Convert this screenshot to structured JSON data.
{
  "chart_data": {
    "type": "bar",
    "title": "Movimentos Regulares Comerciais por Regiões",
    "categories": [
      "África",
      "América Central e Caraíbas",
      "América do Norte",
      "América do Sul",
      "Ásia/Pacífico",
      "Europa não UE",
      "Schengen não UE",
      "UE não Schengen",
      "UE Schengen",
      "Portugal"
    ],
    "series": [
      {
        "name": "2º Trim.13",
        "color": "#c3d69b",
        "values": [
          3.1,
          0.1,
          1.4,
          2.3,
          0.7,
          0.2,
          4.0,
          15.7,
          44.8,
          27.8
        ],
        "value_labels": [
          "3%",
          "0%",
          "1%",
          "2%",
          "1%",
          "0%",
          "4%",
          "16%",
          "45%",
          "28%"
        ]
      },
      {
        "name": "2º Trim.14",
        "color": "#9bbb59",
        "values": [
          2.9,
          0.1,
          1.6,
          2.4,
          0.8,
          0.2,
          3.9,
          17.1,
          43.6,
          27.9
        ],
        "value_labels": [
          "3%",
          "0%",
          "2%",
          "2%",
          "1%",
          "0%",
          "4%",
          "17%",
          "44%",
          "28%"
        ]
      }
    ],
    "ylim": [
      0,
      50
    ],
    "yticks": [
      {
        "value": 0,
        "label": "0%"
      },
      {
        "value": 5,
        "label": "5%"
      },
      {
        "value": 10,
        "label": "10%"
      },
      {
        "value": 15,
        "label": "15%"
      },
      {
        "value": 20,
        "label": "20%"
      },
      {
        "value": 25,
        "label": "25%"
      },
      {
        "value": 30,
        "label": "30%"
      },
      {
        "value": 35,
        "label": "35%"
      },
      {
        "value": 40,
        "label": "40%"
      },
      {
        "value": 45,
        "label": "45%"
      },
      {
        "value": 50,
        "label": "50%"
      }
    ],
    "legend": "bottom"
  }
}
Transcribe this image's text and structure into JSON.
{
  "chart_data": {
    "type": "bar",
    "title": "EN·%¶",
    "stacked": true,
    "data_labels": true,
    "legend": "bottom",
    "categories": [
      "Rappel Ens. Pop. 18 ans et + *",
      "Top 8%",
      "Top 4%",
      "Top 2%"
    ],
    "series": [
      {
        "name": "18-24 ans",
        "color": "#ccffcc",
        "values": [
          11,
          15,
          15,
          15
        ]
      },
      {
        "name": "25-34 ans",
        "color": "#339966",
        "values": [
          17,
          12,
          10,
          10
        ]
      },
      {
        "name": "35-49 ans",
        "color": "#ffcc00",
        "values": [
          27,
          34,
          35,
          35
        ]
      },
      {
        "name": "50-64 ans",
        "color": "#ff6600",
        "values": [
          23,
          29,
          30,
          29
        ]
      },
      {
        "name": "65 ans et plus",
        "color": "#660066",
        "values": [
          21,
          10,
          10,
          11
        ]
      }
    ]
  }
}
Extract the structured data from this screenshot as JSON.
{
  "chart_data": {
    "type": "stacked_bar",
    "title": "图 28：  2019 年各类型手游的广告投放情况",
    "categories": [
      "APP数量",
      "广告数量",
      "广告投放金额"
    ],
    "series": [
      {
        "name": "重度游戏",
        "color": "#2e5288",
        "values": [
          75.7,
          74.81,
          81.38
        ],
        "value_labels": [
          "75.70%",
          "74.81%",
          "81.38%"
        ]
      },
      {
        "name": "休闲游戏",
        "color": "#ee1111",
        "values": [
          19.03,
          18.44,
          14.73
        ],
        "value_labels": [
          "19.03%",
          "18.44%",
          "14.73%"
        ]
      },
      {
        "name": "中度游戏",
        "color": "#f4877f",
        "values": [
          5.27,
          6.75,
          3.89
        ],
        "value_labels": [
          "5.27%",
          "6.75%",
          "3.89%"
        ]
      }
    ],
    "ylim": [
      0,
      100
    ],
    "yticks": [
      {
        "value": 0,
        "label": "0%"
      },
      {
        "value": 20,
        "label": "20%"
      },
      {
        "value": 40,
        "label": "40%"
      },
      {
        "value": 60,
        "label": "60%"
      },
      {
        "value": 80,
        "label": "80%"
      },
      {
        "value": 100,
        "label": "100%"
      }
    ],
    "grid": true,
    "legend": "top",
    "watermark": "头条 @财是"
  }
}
################
Repeat each record exactly, leaving nothing out.

Convert this screenshot to structured JSON data.
{
  "chart_data": {
    "type": "bar",
    "title": "Movimentos Regulares Comerciais por Regiões",
    "categories": [
      "África",
      "América Central e Caraíbas",
      "América do Norte",
      "América do Sul",
      "Ásia/Pacífico",
      "Europa não UE",
      "Schengen não UE",
      "UE não Schengen",
      "UE Schengen",
      "Portugal"
    ],
    "series": [
      {
        "name": "2º Trim.13",
        "color": "#c3d69b",
        "values": [
          3.1,
          0.1,
          1.4,
          2.3,
          0.7,
          0.2,
          4.0,
          15.7,
          44.8,
          27.8
        ],
        "value_labels": [
          "3%",
          "0%",
          "1%",
          "2%",
          "1%",
          "0%",
          "4%",
          "16%",
          "45%",
          "28%"
        ]
      },
      {
        "name": "2º Trim.14",
        "color": "#9bbb59",
        "values": [
          2.9,
          0.1,
          1.6,
          2.4,
          0.8,
          0.2,
          3.9,
          17.1,
          43.6,
          27.9
        ],
        "value_labels": [
          "3%",
          "0%",
          "2%",
          "2%",
          "1%",
          "0%",
          "4%",
          "17%",
          "44%",
          "28%"
        ]
      }
    ],
    "ylim": [
      0,
      50
    ],
    "yticks": [
      {
        "value": 0,
        "label": "0%"
      },
      {
        "value": 5,
        "label": "5%"
      },
      {
        "value": 10,
        "label": "10%"
      },
      {
        "value": 15,
        "label": "15%"
      },
      {
        "value": 20,
        "label": "20%"
      },
      {
        "value": 25,
        "label": "25%"
      },
      {
        "value": 30,
        "label": "30%"
      },
      {
        "value": 35,
        "label": "35%"
      },
      {
        "value": 40,
        "label": "40%"
      },
      {
        "value": 45,
        "label": "45%"
      },
      {
        "value": 50,
        "label": "50%"
      }
    ],
    "legend": "bottom"
  }
}
Transcribe this image's text and structure into JSON.
{
  "chart_data": {
    "type": "bar",
    "title": "EN·%¶",
    "stacked": true,
    "data_labels": true,
    "legend": "bottom",
    "categories": [
      "Rappel Ens. Pop. 18 ans et + *",
      "Top 8%",
      "Top 4%",
      "Top 2%"
    ],
    "series": [
      {
        "name": "18-24 ans",
        "color": "#ccffcc",
        "values": [
          11,
          15,
          15,
          15
        ]
      },
      {
        "name": "25-34 ans",
        "color": "#339966",
        "values": [
          17,
          12,
          10,
          10
        ]
      },
      {
        "name": "35-49 ans",
        "color": "#ffcc00",
        "values": [
          27,
          34,
          35,
          35
        ]
      },
      {
        "name": "50-64 ans",
        "color": "#ff6600",
        "values": [
          23,
          29,
          30,
          29
        ]
      },
      {
        "name": "65 ans et plus",
        "color": "#660066",
        "values": [
          21,
          10,
          10,
          11
        ]
      }
    ]
  }
}
Extract the structured data from this screenshot as JSON.
{
  "chart_data": {
    "type": "stacked_bar",
    "title": "图 28：  2019 年各类型手游的广告投放情况",
    "categories": [
      "APP数量",
      "广告数量",
      "广告投放金额"
    ],
    "series": [
      {
        "name": "重度游戏",
        "color": "#2e5288",
        "values": [
          75.7,
          74.81,
          81.38
        ],
        "value_labels": [
          "75.70%",
          "74.81%",
          "81.38%"
        ]
      },
      {
        "name": "休闲游戏",
        "color": "#ee1111",
        "values": [
          19.03,
          18.44,
          14.73
        ],
        "value_labels": [
          "19.03%",
          "18.44%",
          "14.73%"
        ]
      },
      {
        "name": "中度游戏",
        "color": "#f4877f",
        "values": [
          5.27,
          6.75,
          3.89
        ],
        "value_labels": [
          "5.27%",
          "6.75%",
          "3.89%"
        ]
      }
    ],
    "ylim": [
      0,
      100
    ],
    "yticks": [
      {
        "value": 0,
        "label": "0%"
      },
      {
        "value": 20,
        "label": "20%"
      },
      {
        "value": 40,
        "label": "40%"
      },
      {
        "value": 60,
        "label": "60%"
      },
      {
        "value": 80,
        "label": "80%"
      },
      {
        "value": 100,
        "label": "100%"
      }
    ],
    "grid": true,
    "legend": "top",
    "watermark": "头条 @财是"
  }
}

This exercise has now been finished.